Belge bölümü »
■ ■ ■ ■

Arrow, malûm, İngilizce “ok” demek. Bütün diğer kahramanların gerçek adları, Arrow’un ise böyle bir lâkabı var. Yazar, Danimarka Radyosu’nda bir belgesel izlemiş. Strijela (Ok) takma adını kullanan Bosnalı bir kadın keskin nişancıyla konuşuyorlarmış. Not almış, ama sonra bir türlü bulamamış. Belki de hayatta değildir, diyor. Arrow tipini böyle yaratmış.

■ ■ ■ ■

Bir sayfa düzeni etiketleme setinden alıntılar:
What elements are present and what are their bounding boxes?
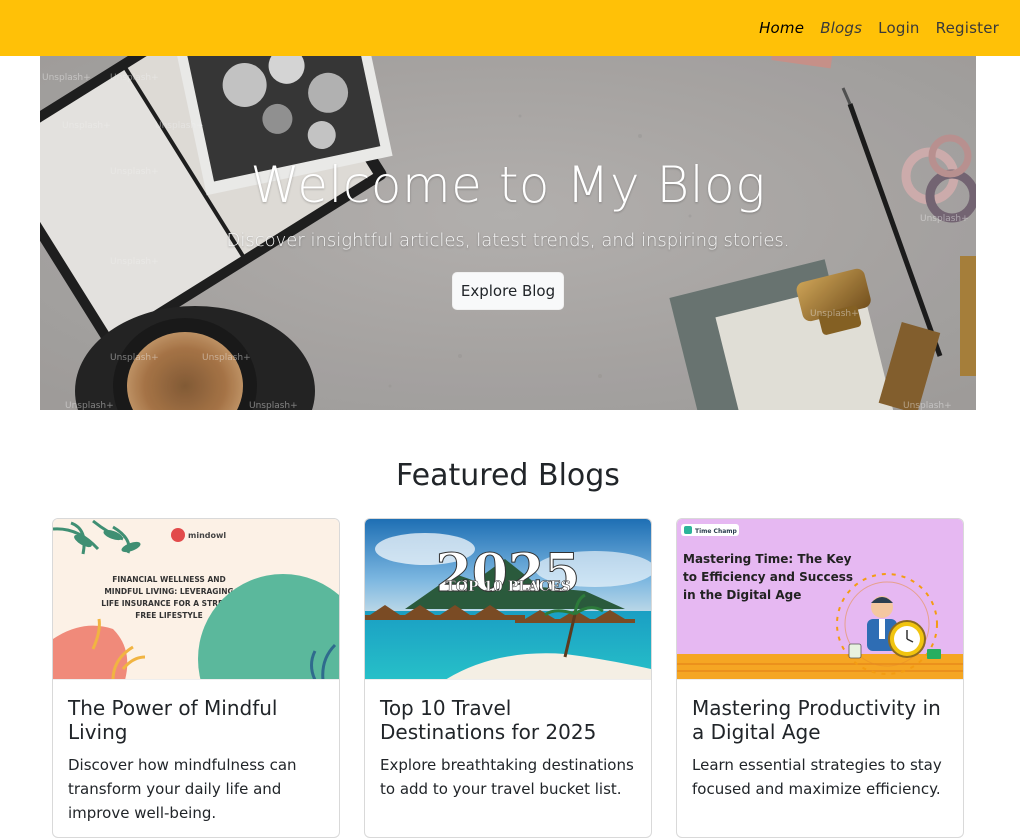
blog-card-title[interactable]: The Power of Mindful Living	[68, 696, 324, 744]
svg-text:FINANCIAL WELLNESS AND: FINANCIAL WELLNESS AND	[112, 575, 226, 584]
blog-card-body: The Power of Mindful Living Discover how…	[53, 680, 339, 837]
svg-text:TOP 10 PLACES: TOP 10 PLACES	[445, 579, 571, 595]
blog-card-mindful-living[interactable]: mindowl FINANCIAL WELLNESS AND MINDFUL L…	[52, 518, 340, 838]
blog-card-body: Mastering Productivity in a Digital Age …	[677, 680, 963, 817]
blog-card-image: mindowl FINANCIAL WELLNESS AND MINDFUL L…	[53, 519, 339, 680]
svg-text:FREE LIFESTYLE: FREE LIFESTYLE	[135, 611, 202, 620]
hero-section: Unsplash+ Unsplash+ Unsplash+ Unsplash+ Un…	[40, 56, 976, 410]
blog-card-text: Explore breathtaking destinations to add…	[380, 756, 634, 798]
explore-blog-button[interactable]: Explore Blog	[452, 272, 564, 310]
hero-content: Welcome to My Blog Discover insightful a…	[40, 56, 976, 410]
svg-text:in the Digital Age: in the Digital Age	[683, 588, 801, 602]
blog-card-body: Top 10 Travel Destinations for 2025 Expl…	[365, 680, 651, 817]
blog-card-image: 2025 TOP 10 PLACES	[365, 519, 651, 680]
blog-card-text: Discover how mindfulness can transform y…	[68, 756, 297, 822]
blog-card-title[interactable]: Top 10 Travel Destinations for 2025	[380, 696, 636, 744]
blog-card-title[interactable]: Mastering Productivity in a Digital Age	[692, 696, 948, 744]
nav-links: Home Blogs Login Register	[759, 0, 999, 56]
nav-link-login[interactable]: Login	[878, 19, 919, 37]
navbar: Home Blogs Login Register	[0, 0, 1020, 56]
blog-card-travel-destinations[interactable]: 2025 TOP 10 PLACES Top 10 Travel Destina…	[364, 518, 652, 838]
hero-subtitle: Discover insightful articles, latest tre…	[226, 230, 790, 251]
blog-card-text: Learn essential strategies to stay focus…	[692, 756, 942, 798]
nav-link-home[interactable]: Home	[759, 19, 804, 37]
svg-text:MINDFUL LIVING: LEVERAGING: MINDFUL LIVING: LEVERAGING	[104, 587, 233, 596]
blog-card-productivity[interactable]: Time Champ Mastering Time: The Key to Ef…	[676, 518, 964, 838]
hero-title: Welcome to My Blog	[250, 156, 766, 214]
featured-blogs-heading: Featured Blogs	[396, 458, 620, 493]
nav-link-blogs[interactable]: Blogs	[820, 19, 862, 37]
svg-text:mindowl: mindowl	[188, 531, 226, 540]
svg-text:to Efficiency and Success: to Efficiency and Success	[683, 570, 853, 584]
svg-text:Time Champ: Time Champ	[695, 528, 738, 535]
blog-card-image: Time Champ Mastering Time: The Key to Ef…	[677, 519, 963, 680]
svg-text:Mastering Time: The Key: Mastering Time: The Key	[683, 552, 852, 566]
nav-link-register[interactable]: Register	[936, 19, 999, 37]
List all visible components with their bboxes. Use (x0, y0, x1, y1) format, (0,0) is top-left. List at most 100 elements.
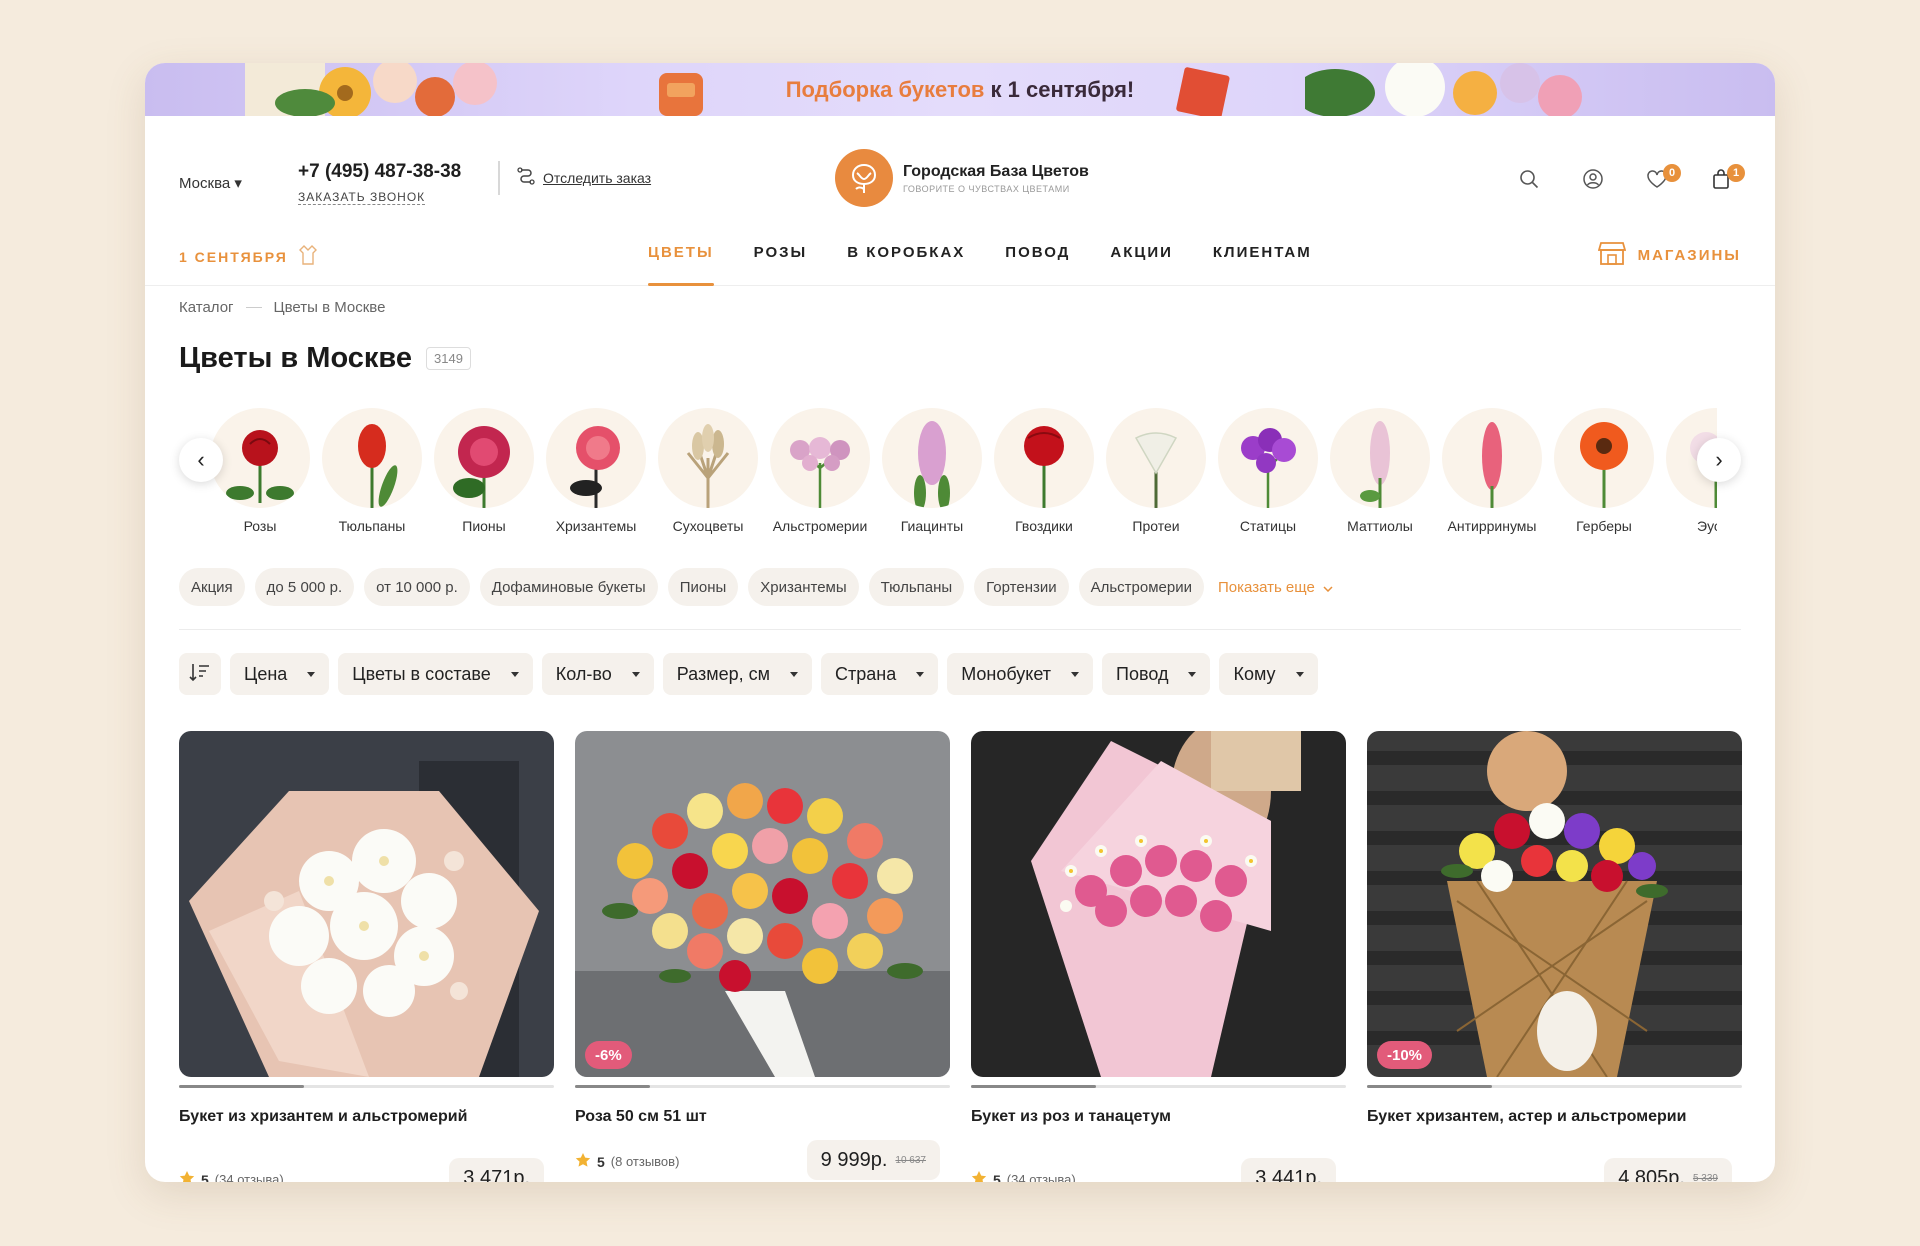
category-item[interactable]: Пионы (429, 408, 539, 534)
product-price: 4 805р. (1618, 1166, 1685, 1183)
category-item[interactable]: Тюльпаны (317, 408, 427, 534)
rose-icon (210, 408, 310, 508)
chip[interactable]: Тюльпаны (868, 568, 965, 606)
chip[interactable]: Гортензии (974, 568, 1069, 606)
peony-icon (434, 408, 534, 508)
product-card[interactable]: -6% Роза 50 см 51 шт 5 (8 отзывов) 9 999… (575, 731, 950, 1180)
product-card[interactable]: -10% Букет хризантем, астер и альстромер… (1367, 731, 1742, 1182)
caret-down-icon (1295, 671, 1304, 677)
product-image[interactable] (971, 731, 1346, 1077)
product-old-price: 10 637 (895, 1154, 926, 1166)
stores-label: МАГАЗИНЫ (1637, 246, 1741, 264)
filter-dropdown[interactable]: Повод (1102, 653, 1211, 695)
category-item[interactable]: Протеи (1101, 408, 1211, 534)
product-card[interactable]: Букет из роз и танацетум 5 (34 отзыва) 3… (971, 731, 1346, 1182)
price-box: 3 471р. (449, 1158, 544, 1182)
city-selector[interactable]: Москва ▾ (179, 174, 242, 192)
nav-item-clients[interactable]: КЛИЕНТАМ (1193, 226, 1332, 286)
category-item[interactable]: Статицы (1213, 408, 1323, 534)
product-rating: 5 (8 отзывов) (575, 1152, 679, 1171)
phone-number[interactable]: +7 (495) 487-38-38 (298, 161, 461, 183)
snapdragon-icon (1442, 408, 1542, 508)
image-slider-progress (575, 1085, 950, 1088)
promo-banner[interactable]: Подборка букетов к 1 сентября! (145, 63, 1775, 116)
breadcrumb-separator (245, 307, 262, 308)
category-item[interactable]: Сухоцветы (653, 408, 763, 534)
product-card[interactable]: Букет из хризантем и альстромерий 5 (34 … (179, 731, 554, 1182)
product-name[interactable]: Роза 50 см 51 шт (575, 1108, 950, 1126)
nav-item-roses[interactable]: РОЗЫ (734, 226, 828, 286)
chip[interactable]: Дофаминовые букеты (479, 568, 658, 606)
discount-badge: -10% (1377, 1041, 1433, 1069)
image-slider-progress (1367, 1085, 1742, 1088)
search-icon[interactable] (1515, 166, 1543, 192)
star-icon (575, 1152, 591, 1171)
product-name[interactable]: Букет из роз и танацетум (971, 1108, 1346, 1126)
track-order-link[interactable]: Отследить заказ (517, 167, 651, 188)
caret-down-icon (1071, 671, 1080, 677)
product-name[interactable]: Букет хризантем, астер и альстромерии (1367, 1108, 1742, 1126)
product-image[interactable]: -10% (1367, 731, 1742, 1077)
category-item[interactable]: Маттиолы (1325, 408, 1435, 534)
alstroemeria-icon (770, 408, 870, 508)
caret-down-icon (1188, 671, 1197, 677)
sort-button[interactable] (179, 653, 221, 695)
discount-badge: -6% (585, 1041, 632, 1069)
filter-dropdown[interactable]: Размер, см (662, 653, 812, 695)
product-count-badge: 3149 (426, 347, 471, 370)
hyacinth-icon (882, 408, 982, 508)
logo-name: Городская База Цветов (903, 162, 1089, 180)
product-image[interactable] (179, 731, 554, 1077)
category-item[interactable]: Антирринумы (1437, 408, 1547, 534)
chip[interactable]: Хризантемы (748, 568, 859, 606)
nav-item-sales[interactable]: АКЦИИ (1090, 226, 1193, 286)
chip[interactable]: Акция (179, 568, 245, 606)
category-item[interactable]: Альстромерии (765, 408, 875, 534)
nav-item-occasion[interactable]: ПОВОД (985, 226, 1090, 286)
chip[interactable]: до 5 000 р. (254, 568, 355, 606)
filter-dropdown[interactable]: Цена (230, 653, 330, 695)
breadcrumb-catalog[interactable]: Каталог (179, 299, 234, 316)
product-image[interactable]: -6% (575, 731, 950, 1077)
carousel-prev-button[interactable]: ‹ (179, 438, 223, 482)
chip[interactable]: от 10 000 р. (364, 568, 470, 606)
user-icon[interactable] (1579, 166, 1607, 192)
stores-link[interactable]: МАГАЗИНЫ (1597, 240, 1741, 270)
callback-link[interactable]: ЗАКАЗАТЬ ЗВОНОК (298, 190, 426, 205)
product-name[interactable]: Букет из хризантем и альстромерий (179, 1108, 554, 1126)
filter-dropdown[interactable]: Цветы в составе (338, 653, 533, 695)
filter-dropdown[interactable]: Монобукет (947, 653, 1094, 695)
caret-down-icon (510, 671, 519, 677)
show-more-chips-button[interactable]: Показать еще (1218, 579, 1333, 596)
star-icon (971, 1170, 987, 1182)
product-price: 9 999р. (820, 1148, 888, 1171)
cart-icon[interactable]: 1 (1707, 164, 1745, 192)
chevron-right-icon: › (1715, 447, 1723, 472)
category-item[interactable]: Гвоздики (989, 408, 1099, 534)
chip[interactable]: Альстромерии (1078, 568, 1204, 606)
favorites-icon[interactable]: 0 (1643, 164, 1681, 192)
divider (179, 629, 1741, 630)
filter-dropdown[interactable]: Кому (1219, 653, 1318, 695)
filter-dropdown[interactable]: Кол-во (541, 653, 654, 695)
category-item[interactable]: Хризантемы (541, 408, 651, 534)
site-logo[interactable]: Городская База Цветов ГОВОРИТЕ О ЧУВСТВА… (835, 149, 1089, 207)
nav-item-flowers[interactable]: ЦВЕТЫ (628, 226, 734, 286)
category-item[interactable]: Гиацинты (877, 408, 987, 534)
nav-item-boxes[interactable]: В КОРОБКАХ (827, 226, 985, 286)
caret-down-icon (307, 671, 316, 677)
nav-items: ЦВЕТЫ РОЗЫ В КОРОБКАХ ПОВОД АКЦИИ КЛИЕНТ… (628, 226, 1332, 286)
category-item[interactable]: Розы (205, 408, 315, 534)
image-slider-progress (179, 1085, 554, 1088)
chip[interactable]: Пионы (667, 568, 739, 606)
filter-dropdown[interactable]: Страна (820, 653, 939, 695)
category-item[interactable]: Герберы (1549, 408, 1659, 534)
promo-nav-link[interactable]: 1 СЕНТЯБРЯ (179, 244, 318, 269)
sort-icon (189, 662, 211, 687)
price-box: 3 441р. (1241, 1158, 1336, 1182)
carousel-next-button[interactable]: › (1697, 438, 1741, 482)
chevron-left-icon: ‹ (197, 447, 205, 472)
banner-flowers-left (245, 63, 497, 116)
statice-icon (1218, 408, 1318, 508)
product-meta: 5 (34 отзыва) 3 441р. (971, 1140, 1346, 1182)
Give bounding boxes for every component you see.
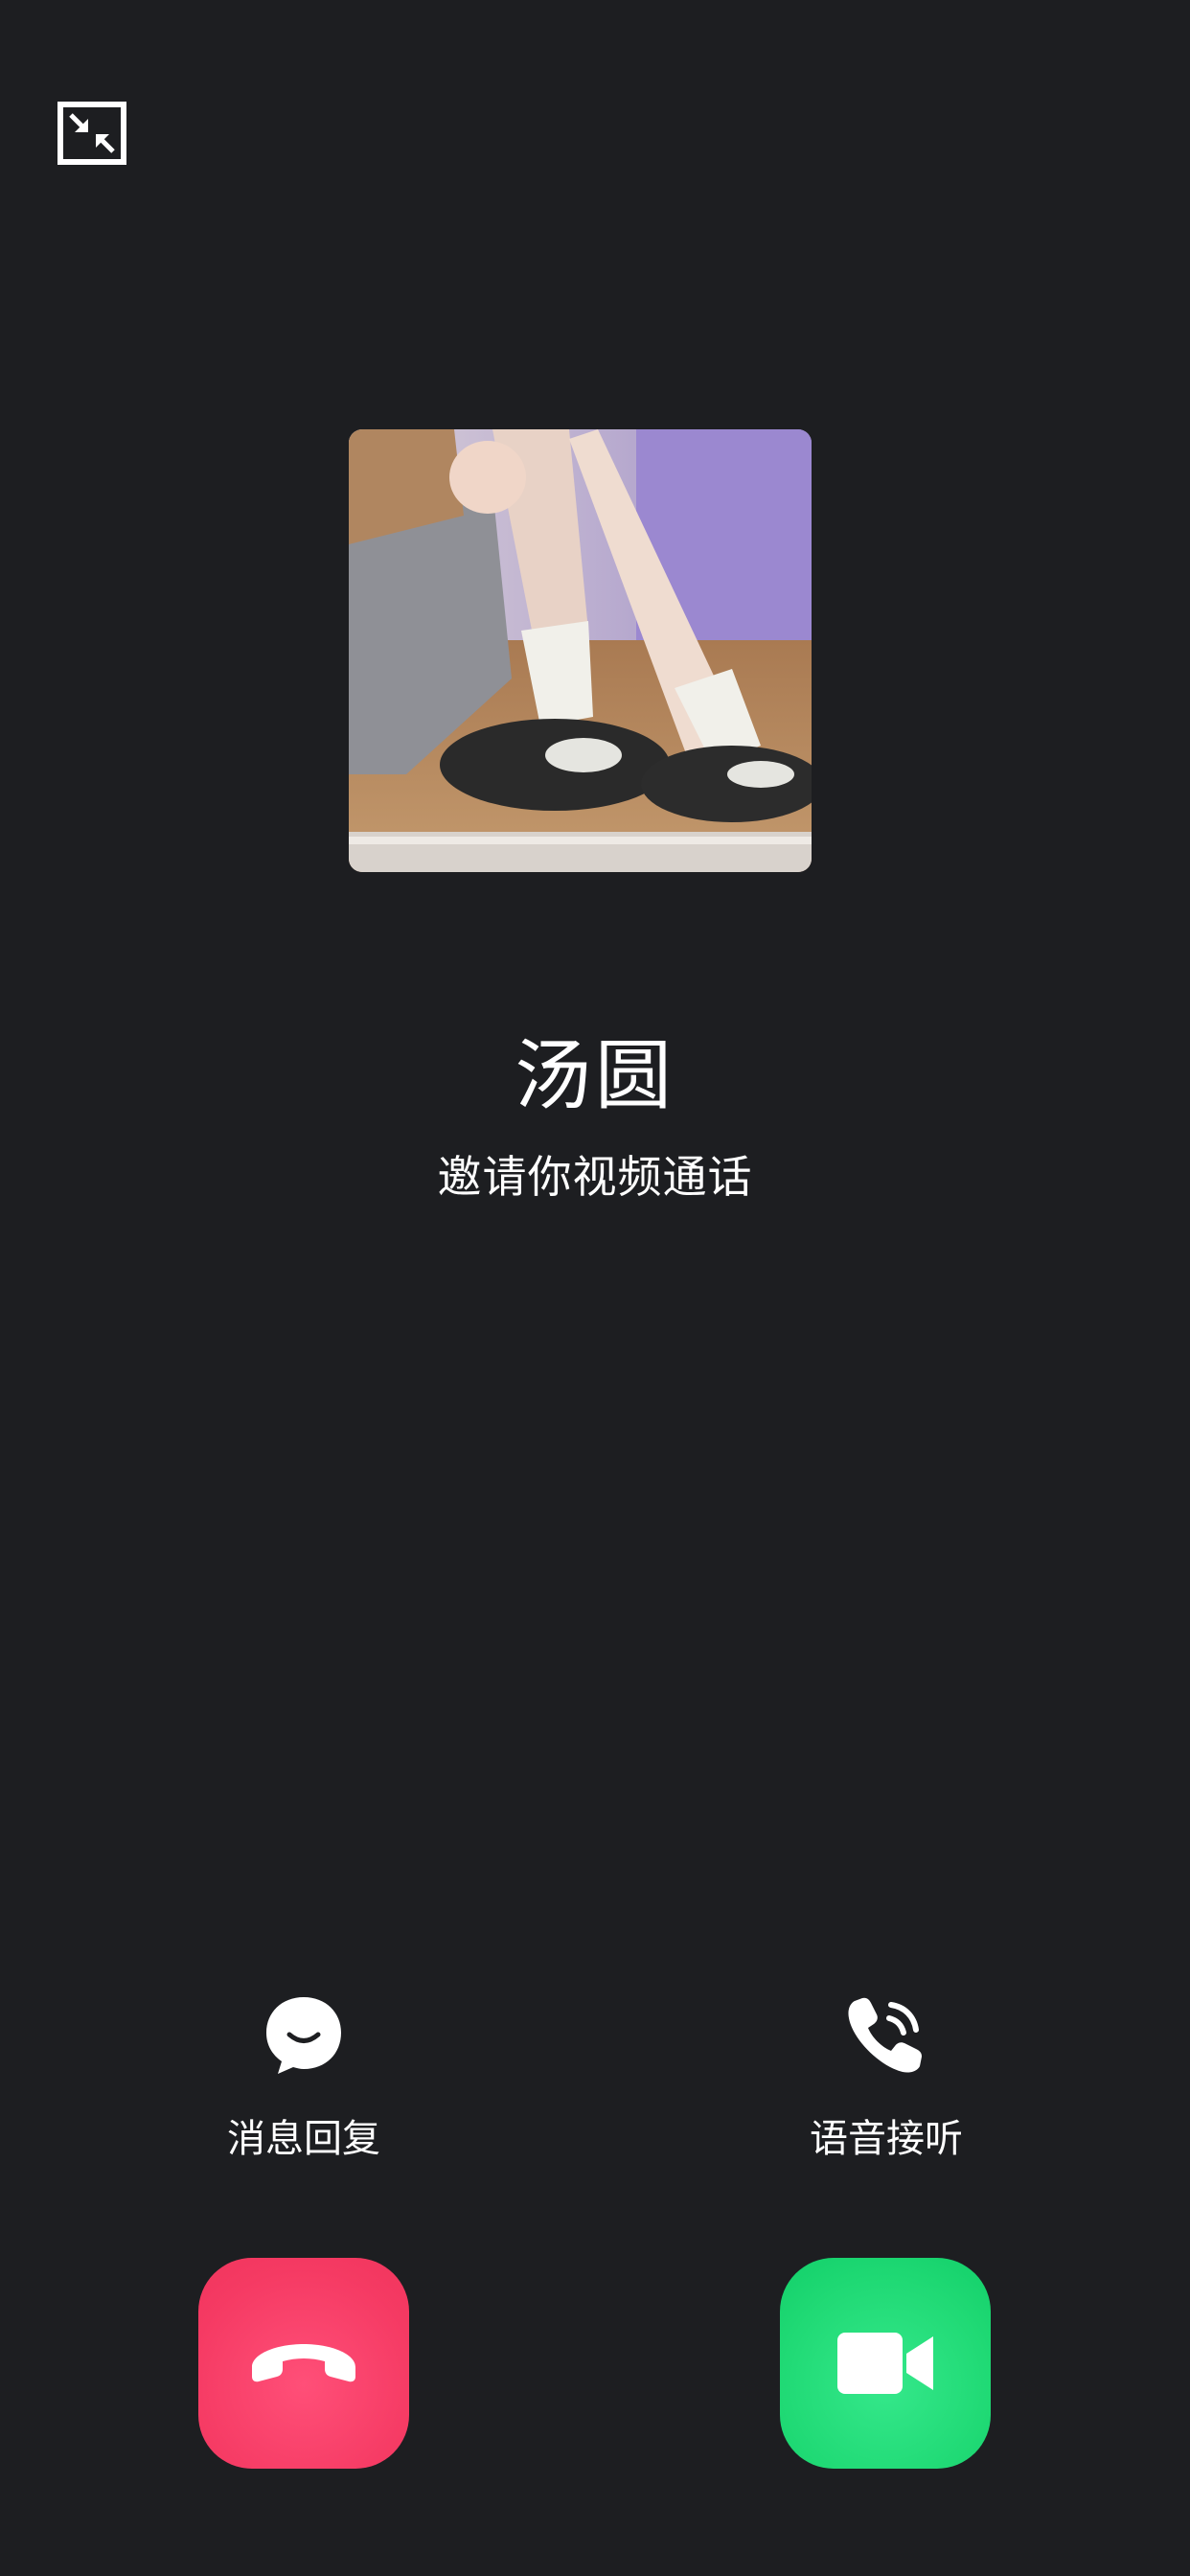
call-status: 邀请你视频通话: [437, 1151, 753, 1203]
reply-message-label: 消息回复: [227, 2117, 380, 2161]
decline-call-button[interactable]: [198, 2258, 409, 2469]
video-camera-icon: [835, 2329, 935, 2398]
caller-avatar: [349, 429, 812, 872]
chat-bubble-icon: [261, 1991, 347, 2078]
caller-name: 汤圆: [515, 1031, 675, 1120]
reply-message-button[interactable]: 消息回复: [160, 1984, 447, 2175]
voice-answer-label: 语音接听: [810, 2117, 963, 2161]
voice-answer-button[interactable]: 语音接听: [743, 1984, 1030, 2175]
accept-video-button[interactable]: [780, 2258, 991, 2469]
hang-up-icon: [246, 2334, 361, 2392]
minimize-window-icon: [57, 102, 126, 165]
phone-ringing-icon: [843, 1991, 929, 2078]
minimize-button[interactable]: [57, 102, 126, 165]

■ ■ ■ ■

Çalışma konuları »
• a. Arrow lâkaplı kahramanı anlatan metne göre yazar, belgeseli hangi kuruluşta izlemiştir?
• b. Kayıtlarda "blog-card-title[interactable]: The Power" ifadesini içeren satırdan başlayıp "blog-card-title[interactable]: Top 10" ifadesini içeren satıra kadar uzanan satırları, bu iki satır da dahil olmak üzere, hiçbir değişiklik yapmadan yazınız.

Sonuçlar »
• a. Danimarka Radyosu'nda.

• b.
blog-card-title[interactable]: The Power of Mindful Living	[68, 696, 324, 744]
svg-text:FINANCIAL WELLNESS AND: FINANCIAL WELLNESS AND	[112, 575, 226, 584]
blog-card-body: The Power of Mindful Living Discover how…	[53, 680, 339, 837]
svg-text:TOP 10 PLACES: TOP 10 PLACES	[445, 579, 571, 595]
blog-card-mindful-living[interactable]: mindowl FINANCIAL WELLNESS AND MINDFUL L…	[52, 518, 340, 838]
blog-card-body: Mastering Productivity in a Digital Age …	[677, 680, 963, 817]
blog-card-image: mindowl FINANCIAL WELLNESS AND MINDFUL L…	[53, 519, 339, 680]
svg-text:FREE LIFESTYLE: FREE LIFESTYLE	[135, 611, 202, 620]
hero-section: Unsplash+ Unsplash+ Unsplash+ Unsplash+ Un…	[40, 56, 976, 410]
blog-card-text: Explore breathtaking destinations to add…	[380, 756, 634, 798]
explore-blog-button[interactable]: Explore Blog	[452, 272, 564, 310]
hero-content: Welcome to My Blog Discover insightful a…	[40, 56, 976, 410]
svg-text:in the Digital Age: in the Digital Age	[683, 588, 801, 602]
blog-card-body: Top 10 Travel Destinations for 2025 Expl…	[365, 680, 651, 817]
blog-card-image: 2025 TOP 10 PLACES	[365, 519, 651, 680]
blog-card-text: Discover how mindfulness can transform y…	[68, 756, 297, 822]
blog-card-title[interactable]: Top 10 Travel Destinations for 2025	[380, 696, 636, 744]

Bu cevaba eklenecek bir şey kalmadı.